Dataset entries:
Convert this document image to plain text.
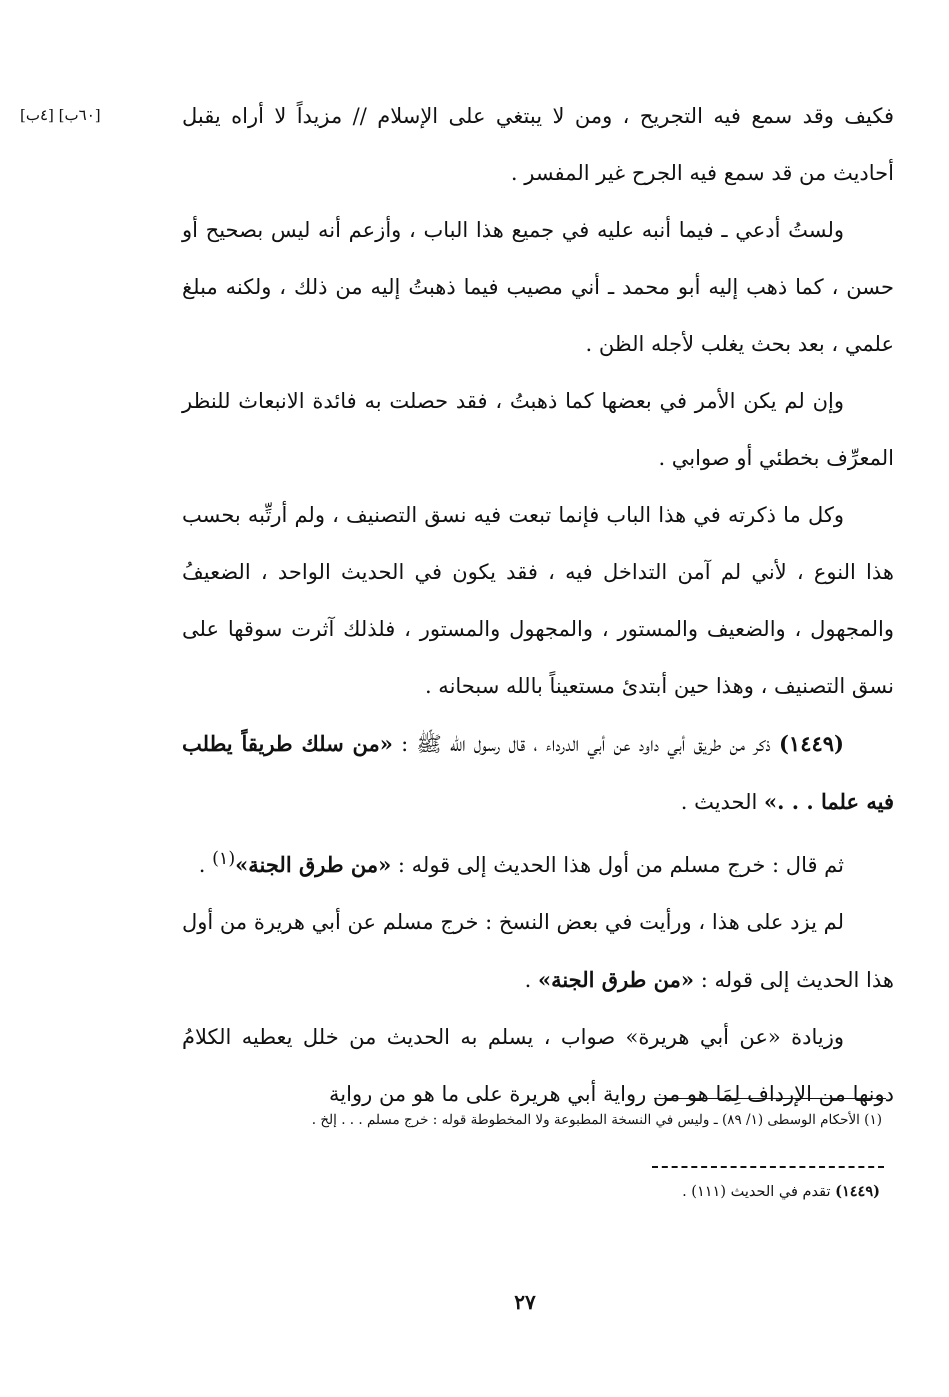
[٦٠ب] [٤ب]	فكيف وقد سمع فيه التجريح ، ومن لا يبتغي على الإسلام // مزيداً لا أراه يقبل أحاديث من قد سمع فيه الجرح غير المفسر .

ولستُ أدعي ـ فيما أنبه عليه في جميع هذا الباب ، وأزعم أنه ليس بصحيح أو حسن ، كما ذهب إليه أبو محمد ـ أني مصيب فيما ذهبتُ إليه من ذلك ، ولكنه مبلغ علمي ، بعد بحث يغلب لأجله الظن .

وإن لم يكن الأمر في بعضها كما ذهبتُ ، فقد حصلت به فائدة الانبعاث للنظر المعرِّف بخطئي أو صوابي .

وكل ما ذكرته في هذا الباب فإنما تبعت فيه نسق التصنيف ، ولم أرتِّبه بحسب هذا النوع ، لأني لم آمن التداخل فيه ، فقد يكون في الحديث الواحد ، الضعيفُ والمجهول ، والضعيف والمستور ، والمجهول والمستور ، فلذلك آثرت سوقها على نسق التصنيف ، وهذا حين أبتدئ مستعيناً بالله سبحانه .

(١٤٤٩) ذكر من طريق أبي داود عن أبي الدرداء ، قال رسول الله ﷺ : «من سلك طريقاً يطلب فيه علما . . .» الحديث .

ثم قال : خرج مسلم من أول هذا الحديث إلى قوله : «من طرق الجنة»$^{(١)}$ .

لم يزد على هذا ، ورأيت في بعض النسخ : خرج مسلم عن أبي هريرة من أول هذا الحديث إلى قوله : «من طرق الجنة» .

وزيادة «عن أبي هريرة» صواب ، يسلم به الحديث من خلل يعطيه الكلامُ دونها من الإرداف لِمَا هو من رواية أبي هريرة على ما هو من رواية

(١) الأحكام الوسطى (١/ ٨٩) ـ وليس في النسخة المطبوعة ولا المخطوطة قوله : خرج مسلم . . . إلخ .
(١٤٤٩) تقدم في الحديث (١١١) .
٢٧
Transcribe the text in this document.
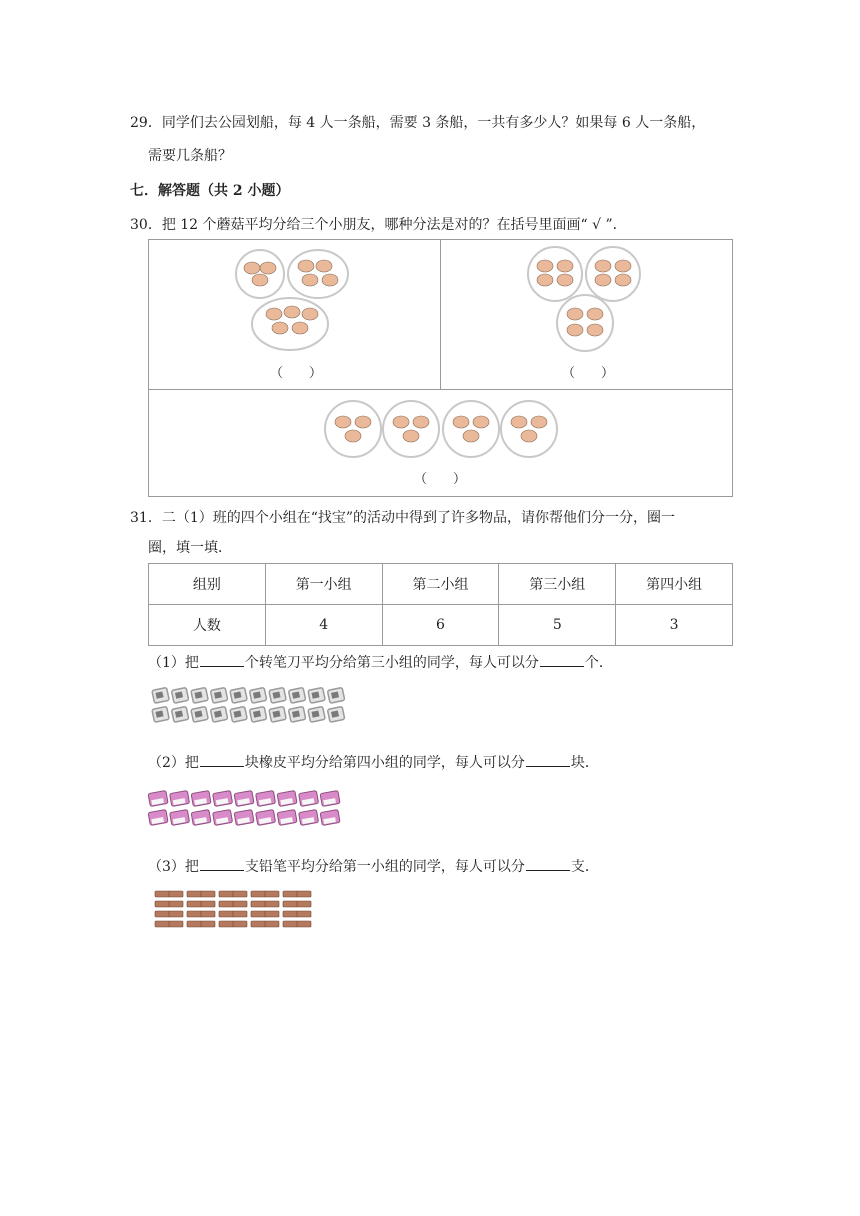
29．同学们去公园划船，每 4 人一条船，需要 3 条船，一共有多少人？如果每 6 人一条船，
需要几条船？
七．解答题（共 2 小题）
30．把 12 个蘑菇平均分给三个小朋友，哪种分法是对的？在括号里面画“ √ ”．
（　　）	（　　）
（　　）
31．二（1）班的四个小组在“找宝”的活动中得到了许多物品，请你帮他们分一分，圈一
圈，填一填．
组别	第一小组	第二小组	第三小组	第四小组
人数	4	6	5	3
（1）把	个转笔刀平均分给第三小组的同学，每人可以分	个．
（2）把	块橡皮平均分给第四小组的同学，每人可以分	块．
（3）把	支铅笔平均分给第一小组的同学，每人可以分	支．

...

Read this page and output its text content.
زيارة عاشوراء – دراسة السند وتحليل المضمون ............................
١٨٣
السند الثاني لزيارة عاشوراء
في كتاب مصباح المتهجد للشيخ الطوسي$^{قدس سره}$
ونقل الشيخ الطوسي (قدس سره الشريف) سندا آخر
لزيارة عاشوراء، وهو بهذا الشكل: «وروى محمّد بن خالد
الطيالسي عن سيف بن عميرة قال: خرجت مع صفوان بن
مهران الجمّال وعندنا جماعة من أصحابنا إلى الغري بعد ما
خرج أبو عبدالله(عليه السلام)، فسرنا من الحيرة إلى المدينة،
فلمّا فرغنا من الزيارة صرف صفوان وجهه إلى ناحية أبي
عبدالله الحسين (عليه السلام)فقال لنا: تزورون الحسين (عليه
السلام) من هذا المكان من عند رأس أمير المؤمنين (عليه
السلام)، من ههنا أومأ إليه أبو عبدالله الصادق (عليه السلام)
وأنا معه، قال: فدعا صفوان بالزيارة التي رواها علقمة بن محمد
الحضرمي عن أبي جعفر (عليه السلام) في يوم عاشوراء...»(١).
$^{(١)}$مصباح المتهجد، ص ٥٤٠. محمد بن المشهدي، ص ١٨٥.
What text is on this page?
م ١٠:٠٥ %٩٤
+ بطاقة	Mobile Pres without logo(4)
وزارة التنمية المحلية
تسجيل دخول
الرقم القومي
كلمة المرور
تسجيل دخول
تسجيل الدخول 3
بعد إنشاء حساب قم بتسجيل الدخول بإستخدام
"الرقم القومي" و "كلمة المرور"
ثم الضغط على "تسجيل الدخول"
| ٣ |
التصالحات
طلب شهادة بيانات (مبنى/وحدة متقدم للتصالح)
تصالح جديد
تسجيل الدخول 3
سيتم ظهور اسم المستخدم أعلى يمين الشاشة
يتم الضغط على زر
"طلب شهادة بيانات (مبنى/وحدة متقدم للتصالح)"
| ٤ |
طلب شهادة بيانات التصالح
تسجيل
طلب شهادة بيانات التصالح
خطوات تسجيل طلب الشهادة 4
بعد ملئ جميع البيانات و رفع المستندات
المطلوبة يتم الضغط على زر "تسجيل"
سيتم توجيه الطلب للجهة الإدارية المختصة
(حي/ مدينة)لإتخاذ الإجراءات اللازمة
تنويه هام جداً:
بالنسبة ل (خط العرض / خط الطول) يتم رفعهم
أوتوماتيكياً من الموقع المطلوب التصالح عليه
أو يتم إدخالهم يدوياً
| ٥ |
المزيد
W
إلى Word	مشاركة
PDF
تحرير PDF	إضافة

(WHAT YOU ARE ASKED TO DO): Filter the records down to the lines that contain the string "text", and copy those lines.

(RESULT FOR THIS EXERCISE):
Convert this document image to plain text.
Transcribe the text in this document.
Read this page and output its text content.
What text is on this page?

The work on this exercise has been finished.